--- Start ---

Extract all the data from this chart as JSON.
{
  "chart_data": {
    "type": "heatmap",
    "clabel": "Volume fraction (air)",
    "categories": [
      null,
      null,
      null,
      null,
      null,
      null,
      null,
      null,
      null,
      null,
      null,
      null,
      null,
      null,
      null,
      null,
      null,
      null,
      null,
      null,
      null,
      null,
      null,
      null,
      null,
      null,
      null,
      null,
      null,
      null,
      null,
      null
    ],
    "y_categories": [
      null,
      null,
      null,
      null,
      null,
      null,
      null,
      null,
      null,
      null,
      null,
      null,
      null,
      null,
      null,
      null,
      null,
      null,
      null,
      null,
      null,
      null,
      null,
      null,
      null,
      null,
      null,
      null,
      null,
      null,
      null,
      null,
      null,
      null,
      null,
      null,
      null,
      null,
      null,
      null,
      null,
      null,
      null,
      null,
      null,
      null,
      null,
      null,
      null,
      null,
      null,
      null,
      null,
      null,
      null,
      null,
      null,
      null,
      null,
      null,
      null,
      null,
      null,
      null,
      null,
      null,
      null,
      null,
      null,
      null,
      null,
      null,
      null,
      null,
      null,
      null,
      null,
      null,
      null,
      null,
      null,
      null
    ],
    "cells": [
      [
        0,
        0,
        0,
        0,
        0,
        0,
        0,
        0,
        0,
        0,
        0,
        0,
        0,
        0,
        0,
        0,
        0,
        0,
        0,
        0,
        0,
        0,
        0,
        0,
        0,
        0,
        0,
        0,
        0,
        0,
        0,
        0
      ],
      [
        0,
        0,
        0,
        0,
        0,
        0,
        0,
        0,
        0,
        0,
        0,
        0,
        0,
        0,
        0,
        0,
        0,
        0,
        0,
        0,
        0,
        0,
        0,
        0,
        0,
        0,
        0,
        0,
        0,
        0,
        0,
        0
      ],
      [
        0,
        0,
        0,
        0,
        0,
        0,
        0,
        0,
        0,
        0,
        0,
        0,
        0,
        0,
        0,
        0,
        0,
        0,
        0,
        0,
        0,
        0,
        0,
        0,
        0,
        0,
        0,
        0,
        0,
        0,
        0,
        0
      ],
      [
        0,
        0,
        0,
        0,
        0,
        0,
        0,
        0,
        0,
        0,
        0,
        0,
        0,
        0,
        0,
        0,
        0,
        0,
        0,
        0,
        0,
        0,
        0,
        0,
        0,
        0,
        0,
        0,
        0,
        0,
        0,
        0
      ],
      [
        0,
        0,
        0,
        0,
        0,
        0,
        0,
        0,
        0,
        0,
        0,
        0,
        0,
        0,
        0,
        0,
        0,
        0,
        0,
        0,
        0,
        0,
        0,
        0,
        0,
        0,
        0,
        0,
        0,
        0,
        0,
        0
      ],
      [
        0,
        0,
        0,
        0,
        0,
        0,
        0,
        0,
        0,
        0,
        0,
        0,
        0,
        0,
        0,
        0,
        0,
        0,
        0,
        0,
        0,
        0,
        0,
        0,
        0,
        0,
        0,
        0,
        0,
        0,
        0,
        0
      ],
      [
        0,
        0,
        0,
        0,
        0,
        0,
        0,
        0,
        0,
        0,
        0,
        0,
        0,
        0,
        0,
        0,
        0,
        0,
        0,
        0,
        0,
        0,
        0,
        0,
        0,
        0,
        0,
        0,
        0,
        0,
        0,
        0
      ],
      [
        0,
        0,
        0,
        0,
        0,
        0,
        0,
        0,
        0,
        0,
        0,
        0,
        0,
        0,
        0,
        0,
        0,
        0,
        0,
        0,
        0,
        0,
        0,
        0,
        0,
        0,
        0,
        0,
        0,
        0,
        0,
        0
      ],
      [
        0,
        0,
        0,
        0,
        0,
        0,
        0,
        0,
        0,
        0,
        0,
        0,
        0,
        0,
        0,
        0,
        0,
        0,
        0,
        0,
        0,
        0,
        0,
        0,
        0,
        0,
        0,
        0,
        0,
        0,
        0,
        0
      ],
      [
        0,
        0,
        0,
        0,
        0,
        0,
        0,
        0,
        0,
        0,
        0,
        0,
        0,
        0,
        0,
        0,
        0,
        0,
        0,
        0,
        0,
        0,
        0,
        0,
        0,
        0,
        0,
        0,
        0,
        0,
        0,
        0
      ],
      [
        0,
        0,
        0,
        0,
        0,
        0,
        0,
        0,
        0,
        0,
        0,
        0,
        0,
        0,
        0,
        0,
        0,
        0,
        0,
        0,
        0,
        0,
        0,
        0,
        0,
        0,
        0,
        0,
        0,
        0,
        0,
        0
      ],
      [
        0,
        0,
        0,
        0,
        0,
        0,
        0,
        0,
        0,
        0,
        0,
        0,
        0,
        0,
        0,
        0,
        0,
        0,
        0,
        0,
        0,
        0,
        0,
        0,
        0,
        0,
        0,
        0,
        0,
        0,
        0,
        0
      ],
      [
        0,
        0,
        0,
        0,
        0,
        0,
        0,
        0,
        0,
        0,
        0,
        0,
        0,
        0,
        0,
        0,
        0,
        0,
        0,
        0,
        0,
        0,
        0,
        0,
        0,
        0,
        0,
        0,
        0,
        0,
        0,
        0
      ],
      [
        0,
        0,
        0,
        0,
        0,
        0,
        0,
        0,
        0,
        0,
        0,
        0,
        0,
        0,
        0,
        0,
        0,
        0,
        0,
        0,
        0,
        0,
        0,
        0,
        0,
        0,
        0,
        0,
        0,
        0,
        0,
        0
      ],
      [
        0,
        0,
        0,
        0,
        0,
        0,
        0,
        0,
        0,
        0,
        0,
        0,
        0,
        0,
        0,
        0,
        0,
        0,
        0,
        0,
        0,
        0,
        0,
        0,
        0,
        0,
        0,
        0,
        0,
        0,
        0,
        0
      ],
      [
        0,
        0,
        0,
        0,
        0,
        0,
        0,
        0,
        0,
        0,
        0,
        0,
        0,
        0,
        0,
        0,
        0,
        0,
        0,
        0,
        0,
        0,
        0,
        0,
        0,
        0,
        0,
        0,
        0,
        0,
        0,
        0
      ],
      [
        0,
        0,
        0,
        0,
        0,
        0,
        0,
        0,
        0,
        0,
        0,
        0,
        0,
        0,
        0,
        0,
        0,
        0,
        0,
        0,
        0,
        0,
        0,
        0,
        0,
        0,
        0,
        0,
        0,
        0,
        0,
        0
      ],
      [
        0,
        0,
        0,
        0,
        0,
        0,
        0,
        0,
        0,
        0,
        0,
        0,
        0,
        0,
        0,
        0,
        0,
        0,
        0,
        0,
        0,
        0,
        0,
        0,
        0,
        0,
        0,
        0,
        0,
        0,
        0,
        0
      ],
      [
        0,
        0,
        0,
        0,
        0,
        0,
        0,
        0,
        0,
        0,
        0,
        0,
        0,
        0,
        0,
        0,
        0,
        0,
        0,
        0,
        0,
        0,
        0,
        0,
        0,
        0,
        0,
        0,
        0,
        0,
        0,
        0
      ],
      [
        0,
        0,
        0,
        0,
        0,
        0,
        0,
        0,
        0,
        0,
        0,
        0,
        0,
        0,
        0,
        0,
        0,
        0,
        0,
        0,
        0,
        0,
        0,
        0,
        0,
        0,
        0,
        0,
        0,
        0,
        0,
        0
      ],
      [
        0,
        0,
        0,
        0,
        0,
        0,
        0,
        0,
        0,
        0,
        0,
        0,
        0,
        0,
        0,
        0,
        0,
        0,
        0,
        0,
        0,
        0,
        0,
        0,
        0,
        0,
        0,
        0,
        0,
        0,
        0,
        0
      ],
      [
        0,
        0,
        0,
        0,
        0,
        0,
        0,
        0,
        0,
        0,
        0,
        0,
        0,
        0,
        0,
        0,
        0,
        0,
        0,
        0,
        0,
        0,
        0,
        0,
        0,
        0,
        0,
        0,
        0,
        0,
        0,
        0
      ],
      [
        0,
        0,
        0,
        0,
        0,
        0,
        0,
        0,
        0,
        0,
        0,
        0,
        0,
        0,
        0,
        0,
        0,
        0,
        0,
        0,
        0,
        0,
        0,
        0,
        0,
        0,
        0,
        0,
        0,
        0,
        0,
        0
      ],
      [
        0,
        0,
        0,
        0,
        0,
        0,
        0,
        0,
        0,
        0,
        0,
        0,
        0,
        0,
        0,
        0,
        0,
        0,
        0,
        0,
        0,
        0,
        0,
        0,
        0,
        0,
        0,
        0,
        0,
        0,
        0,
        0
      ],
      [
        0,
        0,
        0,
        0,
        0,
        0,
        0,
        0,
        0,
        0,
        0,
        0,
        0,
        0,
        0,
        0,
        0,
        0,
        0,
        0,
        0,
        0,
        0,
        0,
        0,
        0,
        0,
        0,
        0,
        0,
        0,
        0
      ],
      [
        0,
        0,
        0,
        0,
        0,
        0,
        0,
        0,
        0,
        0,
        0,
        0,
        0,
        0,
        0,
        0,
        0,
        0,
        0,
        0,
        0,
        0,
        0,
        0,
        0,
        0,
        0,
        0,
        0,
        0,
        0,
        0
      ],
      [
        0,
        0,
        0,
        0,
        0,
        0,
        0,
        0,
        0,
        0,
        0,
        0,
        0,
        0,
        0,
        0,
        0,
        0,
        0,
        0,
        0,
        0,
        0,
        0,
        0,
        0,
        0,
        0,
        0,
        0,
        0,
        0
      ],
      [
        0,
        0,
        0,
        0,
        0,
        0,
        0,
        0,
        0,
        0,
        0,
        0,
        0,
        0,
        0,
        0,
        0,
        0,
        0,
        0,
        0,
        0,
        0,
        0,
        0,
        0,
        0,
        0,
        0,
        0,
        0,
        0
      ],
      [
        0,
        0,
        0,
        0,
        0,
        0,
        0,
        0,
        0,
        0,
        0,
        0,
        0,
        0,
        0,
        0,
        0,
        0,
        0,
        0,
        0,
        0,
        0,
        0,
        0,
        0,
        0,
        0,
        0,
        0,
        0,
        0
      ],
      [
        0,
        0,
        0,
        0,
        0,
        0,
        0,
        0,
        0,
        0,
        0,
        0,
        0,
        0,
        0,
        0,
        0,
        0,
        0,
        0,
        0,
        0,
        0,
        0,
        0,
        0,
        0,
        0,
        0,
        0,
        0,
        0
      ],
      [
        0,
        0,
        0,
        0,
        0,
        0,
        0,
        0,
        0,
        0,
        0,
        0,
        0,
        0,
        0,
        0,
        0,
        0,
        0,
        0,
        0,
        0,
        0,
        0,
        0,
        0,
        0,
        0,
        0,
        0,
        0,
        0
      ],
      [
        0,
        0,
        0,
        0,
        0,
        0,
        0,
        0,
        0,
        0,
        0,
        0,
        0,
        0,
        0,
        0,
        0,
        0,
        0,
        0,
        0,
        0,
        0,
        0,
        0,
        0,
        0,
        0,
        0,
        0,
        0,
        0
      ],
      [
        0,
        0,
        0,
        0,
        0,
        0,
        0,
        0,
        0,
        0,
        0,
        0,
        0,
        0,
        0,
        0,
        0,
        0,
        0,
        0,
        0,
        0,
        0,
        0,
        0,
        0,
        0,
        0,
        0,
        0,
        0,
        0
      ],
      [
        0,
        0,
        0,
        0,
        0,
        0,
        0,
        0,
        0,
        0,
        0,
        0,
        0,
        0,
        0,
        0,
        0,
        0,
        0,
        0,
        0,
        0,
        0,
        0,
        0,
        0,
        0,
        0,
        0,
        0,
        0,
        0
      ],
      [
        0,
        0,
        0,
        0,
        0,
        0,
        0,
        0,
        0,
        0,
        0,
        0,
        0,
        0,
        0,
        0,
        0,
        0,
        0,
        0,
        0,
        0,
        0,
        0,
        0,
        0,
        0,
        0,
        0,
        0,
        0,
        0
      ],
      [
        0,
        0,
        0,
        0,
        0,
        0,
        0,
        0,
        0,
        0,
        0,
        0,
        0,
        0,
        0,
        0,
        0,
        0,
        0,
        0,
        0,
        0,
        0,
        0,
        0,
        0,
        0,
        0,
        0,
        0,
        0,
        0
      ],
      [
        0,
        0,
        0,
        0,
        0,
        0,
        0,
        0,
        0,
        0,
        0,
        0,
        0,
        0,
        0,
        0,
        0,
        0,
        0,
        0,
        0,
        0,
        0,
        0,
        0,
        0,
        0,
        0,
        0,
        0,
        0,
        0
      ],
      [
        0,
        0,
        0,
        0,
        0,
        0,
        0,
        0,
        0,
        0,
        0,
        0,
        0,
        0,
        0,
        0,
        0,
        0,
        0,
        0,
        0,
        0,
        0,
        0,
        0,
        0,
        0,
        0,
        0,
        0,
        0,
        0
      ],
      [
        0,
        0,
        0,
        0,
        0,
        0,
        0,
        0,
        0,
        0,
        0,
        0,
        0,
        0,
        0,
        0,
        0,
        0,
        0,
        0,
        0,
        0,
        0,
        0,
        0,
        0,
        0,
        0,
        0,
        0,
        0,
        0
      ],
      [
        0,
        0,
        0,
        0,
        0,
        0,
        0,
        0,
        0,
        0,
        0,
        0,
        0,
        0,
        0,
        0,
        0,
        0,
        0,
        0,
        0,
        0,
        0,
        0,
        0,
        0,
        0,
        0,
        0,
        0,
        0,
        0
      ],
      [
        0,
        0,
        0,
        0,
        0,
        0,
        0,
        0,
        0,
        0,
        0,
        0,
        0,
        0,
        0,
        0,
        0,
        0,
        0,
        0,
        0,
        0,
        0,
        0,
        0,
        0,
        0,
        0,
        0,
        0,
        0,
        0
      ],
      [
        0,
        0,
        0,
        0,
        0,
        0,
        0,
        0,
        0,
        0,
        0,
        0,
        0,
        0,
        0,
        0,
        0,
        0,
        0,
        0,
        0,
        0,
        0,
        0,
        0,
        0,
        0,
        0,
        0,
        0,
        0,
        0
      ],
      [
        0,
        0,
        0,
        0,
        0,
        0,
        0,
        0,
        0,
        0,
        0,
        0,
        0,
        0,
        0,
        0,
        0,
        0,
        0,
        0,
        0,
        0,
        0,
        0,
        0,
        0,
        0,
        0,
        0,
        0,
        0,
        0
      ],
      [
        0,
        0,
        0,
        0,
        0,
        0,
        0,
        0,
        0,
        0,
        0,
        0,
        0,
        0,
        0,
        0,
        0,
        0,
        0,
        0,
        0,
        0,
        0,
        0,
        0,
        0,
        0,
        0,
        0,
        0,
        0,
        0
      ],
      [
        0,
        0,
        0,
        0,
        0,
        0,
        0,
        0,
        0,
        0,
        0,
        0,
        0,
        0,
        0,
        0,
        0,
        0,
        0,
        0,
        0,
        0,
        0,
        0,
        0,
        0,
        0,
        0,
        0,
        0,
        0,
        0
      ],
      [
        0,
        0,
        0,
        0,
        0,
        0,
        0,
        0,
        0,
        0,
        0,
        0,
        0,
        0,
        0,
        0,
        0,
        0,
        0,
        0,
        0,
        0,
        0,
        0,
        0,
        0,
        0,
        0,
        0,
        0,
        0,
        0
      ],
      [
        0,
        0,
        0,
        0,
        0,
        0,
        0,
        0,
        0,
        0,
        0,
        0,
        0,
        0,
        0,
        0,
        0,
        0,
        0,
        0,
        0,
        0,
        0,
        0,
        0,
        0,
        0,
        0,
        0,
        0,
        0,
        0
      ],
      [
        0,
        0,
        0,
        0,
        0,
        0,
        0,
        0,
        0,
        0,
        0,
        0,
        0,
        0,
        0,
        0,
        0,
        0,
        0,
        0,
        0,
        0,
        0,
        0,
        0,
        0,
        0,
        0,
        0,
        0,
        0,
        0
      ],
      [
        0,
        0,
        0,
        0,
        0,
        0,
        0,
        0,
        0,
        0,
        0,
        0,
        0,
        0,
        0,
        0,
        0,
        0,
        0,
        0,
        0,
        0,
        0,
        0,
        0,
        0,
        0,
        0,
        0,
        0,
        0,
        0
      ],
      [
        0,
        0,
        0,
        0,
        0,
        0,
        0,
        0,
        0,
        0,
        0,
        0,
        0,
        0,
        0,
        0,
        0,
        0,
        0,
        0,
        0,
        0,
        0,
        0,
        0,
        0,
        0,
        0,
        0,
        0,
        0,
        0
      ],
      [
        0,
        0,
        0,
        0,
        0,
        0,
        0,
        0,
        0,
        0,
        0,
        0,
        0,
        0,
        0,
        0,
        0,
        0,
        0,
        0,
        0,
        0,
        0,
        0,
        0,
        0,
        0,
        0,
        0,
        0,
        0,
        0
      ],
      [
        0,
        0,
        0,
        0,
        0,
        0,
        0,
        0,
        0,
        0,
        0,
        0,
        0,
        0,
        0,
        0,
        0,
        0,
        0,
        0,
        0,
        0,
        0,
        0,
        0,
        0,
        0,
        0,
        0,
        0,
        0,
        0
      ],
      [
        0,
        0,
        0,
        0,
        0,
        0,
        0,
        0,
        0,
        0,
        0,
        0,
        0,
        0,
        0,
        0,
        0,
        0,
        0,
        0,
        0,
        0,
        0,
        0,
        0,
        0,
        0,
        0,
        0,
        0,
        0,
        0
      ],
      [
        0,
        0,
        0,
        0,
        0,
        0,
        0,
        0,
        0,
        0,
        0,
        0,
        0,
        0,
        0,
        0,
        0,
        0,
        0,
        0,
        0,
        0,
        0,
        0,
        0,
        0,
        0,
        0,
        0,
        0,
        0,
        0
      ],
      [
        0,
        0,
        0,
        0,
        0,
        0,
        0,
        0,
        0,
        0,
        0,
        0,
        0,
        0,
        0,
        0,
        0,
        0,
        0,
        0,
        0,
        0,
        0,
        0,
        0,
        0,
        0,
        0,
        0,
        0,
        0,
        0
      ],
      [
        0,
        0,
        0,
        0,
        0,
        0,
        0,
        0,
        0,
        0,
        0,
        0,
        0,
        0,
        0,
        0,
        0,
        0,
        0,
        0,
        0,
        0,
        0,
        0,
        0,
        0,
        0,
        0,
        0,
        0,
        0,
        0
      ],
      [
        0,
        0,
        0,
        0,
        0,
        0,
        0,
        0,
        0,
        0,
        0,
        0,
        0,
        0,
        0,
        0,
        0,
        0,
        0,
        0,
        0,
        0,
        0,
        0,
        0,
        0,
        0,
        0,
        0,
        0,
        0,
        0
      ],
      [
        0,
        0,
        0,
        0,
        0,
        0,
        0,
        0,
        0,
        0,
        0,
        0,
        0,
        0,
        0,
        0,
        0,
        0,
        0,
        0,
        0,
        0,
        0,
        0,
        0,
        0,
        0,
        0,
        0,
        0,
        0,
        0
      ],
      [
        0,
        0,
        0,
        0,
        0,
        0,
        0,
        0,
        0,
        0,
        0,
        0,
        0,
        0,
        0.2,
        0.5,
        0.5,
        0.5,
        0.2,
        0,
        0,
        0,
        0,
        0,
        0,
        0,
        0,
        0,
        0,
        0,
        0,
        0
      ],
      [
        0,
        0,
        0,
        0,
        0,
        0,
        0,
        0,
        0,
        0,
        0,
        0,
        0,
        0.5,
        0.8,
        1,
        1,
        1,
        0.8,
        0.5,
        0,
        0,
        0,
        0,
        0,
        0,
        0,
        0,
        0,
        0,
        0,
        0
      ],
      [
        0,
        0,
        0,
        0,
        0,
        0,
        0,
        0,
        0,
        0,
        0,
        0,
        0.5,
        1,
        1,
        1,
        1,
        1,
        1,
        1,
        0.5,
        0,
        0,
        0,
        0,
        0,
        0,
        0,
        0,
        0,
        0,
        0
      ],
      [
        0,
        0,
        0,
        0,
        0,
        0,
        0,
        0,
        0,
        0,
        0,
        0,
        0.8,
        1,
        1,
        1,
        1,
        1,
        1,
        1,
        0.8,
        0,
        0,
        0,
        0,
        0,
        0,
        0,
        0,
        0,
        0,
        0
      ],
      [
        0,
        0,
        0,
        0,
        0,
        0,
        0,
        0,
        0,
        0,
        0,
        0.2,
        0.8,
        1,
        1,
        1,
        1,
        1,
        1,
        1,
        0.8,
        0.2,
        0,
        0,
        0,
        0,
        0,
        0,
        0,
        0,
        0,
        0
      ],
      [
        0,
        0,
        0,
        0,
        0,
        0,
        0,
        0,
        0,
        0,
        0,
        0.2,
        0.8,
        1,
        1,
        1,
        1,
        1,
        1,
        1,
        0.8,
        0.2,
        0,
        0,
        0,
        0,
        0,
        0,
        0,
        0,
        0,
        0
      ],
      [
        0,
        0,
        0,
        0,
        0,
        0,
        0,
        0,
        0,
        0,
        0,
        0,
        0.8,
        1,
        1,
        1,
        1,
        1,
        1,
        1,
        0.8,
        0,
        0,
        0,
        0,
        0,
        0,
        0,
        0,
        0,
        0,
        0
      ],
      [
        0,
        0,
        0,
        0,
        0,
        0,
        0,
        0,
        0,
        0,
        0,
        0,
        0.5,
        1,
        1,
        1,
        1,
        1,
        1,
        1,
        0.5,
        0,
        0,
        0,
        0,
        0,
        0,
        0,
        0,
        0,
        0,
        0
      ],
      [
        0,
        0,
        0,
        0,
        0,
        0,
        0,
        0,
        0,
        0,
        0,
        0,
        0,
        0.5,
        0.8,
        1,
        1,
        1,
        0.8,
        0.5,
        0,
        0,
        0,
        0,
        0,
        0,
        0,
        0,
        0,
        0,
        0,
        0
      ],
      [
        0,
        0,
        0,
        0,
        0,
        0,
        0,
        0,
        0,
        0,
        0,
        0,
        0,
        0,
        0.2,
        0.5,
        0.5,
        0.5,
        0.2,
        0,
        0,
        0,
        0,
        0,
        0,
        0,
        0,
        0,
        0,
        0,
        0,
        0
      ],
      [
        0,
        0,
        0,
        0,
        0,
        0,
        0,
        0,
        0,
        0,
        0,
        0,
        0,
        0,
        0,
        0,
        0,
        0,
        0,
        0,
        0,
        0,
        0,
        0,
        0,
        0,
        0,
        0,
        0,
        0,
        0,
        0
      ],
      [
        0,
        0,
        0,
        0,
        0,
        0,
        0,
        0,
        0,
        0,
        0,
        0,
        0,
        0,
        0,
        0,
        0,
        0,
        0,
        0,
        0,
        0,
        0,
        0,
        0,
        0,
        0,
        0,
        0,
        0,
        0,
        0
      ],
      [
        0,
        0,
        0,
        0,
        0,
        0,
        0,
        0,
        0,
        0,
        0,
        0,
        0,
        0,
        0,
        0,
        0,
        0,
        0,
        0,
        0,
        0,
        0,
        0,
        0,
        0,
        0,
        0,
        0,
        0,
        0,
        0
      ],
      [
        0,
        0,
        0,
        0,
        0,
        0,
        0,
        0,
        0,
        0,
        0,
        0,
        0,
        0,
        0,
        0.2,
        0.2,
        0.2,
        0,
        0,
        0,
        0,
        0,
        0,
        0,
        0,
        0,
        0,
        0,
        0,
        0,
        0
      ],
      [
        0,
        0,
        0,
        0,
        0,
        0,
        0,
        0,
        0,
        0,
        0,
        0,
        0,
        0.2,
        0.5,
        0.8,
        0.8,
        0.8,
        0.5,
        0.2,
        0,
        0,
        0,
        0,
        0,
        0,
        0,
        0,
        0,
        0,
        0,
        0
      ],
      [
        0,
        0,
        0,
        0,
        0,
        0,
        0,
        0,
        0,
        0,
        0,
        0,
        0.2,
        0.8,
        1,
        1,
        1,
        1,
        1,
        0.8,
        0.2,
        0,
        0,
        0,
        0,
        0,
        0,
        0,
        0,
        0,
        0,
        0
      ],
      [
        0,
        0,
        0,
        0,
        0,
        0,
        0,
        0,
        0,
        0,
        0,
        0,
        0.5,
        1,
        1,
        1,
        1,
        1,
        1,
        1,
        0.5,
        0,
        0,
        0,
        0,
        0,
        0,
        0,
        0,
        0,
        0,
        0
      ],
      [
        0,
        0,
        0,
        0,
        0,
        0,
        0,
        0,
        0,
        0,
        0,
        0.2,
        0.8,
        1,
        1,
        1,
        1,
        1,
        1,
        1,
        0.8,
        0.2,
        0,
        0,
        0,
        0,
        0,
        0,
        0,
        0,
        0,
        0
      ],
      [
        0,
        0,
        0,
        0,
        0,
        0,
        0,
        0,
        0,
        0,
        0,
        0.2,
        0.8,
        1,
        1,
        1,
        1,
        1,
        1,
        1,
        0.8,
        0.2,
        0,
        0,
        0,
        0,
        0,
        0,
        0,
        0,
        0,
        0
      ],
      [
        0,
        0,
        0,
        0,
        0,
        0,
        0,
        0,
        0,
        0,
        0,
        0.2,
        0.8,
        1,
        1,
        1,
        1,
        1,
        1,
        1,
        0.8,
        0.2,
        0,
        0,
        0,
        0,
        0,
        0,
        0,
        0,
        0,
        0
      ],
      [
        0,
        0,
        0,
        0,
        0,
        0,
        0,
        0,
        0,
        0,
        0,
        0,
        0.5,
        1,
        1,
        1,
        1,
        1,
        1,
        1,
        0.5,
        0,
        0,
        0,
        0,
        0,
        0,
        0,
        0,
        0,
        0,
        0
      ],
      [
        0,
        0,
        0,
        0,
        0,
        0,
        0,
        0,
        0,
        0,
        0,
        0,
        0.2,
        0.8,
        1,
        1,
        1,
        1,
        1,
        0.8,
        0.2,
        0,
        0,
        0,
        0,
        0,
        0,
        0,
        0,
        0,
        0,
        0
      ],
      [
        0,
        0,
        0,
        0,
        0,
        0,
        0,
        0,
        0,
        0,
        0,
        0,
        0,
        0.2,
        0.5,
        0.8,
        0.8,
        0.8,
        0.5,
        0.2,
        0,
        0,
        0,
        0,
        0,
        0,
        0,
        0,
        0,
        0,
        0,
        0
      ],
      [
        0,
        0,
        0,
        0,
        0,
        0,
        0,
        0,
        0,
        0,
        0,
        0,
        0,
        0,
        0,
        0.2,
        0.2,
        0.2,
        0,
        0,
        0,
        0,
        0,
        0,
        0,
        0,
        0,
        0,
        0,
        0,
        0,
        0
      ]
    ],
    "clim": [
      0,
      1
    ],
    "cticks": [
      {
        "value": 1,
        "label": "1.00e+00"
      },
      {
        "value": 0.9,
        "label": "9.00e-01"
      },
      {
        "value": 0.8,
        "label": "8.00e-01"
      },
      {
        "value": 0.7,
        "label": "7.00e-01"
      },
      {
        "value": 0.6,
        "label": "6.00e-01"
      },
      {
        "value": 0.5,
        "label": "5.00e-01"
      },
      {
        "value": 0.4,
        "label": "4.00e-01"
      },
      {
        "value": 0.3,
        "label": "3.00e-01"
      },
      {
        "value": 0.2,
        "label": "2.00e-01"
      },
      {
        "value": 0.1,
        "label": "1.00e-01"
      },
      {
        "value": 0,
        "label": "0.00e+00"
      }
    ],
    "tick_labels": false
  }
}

--- End ---

### Requirements
In the listing, find every line with the word "value" and state how many there are, nothing more.

### Right answer
11